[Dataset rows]
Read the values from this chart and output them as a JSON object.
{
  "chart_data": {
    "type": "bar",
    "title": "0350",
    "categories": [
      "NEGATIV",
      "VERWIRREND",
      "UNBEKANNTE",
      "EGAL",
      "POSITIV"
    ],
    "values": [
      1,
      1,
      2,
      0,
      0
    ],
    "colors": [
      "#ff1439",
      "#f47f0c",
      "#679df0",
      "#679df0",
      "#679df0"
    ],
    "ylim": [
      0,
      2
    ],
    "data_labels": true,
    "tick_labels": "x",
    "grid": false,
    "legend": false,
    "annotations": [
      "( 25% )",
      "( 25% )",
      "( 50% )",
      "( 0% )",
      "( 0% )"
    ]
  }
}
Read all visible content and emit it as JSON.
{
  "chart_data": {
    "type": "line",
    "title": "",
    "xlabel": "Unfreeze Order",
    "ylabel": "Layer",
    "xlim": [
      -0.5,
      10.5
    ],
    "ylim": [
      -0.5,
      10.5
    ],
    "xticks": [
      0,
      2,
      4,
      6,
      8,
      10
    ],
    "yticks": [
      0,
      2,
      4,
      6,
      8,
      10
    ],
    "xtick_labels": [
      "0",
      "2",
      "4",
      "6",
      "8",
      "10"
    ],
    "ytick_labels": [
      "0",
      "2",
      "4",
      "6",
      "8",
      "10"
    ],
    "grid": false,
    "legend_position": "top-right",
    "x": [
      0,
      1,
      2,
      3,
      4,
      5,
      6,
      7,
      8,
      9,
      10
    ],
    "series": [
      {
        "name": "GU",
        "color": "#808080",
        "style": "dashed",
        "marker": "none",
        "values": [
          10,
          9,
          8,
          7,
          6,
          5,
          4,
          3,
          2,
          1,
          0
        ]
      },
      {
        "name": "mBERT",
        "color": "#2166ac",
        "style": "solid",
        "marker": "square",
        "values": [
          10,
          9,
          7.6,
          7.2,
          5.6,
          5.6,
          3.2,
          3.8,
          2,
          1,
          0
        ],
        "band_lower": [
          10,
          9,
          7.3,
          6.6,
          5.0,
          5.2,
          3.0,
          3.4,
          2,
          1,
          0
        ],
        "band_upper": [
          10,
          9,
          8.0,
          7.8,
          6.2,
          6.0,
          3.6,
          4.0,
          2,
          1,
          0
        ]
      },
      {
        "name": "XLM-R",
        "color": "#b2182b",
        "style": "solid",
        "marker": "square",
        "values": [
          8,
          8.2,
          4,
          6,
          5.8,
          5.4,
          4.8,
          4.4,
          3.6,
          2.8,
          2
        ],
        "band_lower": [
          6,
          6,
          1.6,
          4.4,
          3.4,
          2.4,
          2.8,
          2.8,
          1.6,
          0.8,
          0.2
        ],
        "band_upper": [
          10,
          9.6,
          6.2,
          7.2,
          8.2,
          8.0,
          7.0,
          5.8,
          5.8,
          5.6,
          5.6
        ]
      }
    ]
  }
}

EXERCISE AIM:
Lines that hold "Read" are the ones to copy; find all of them.

CORRECT ANSWER:
Read the values from this chart and output them as a JSON object.
Read all visible content and emit it as JSON.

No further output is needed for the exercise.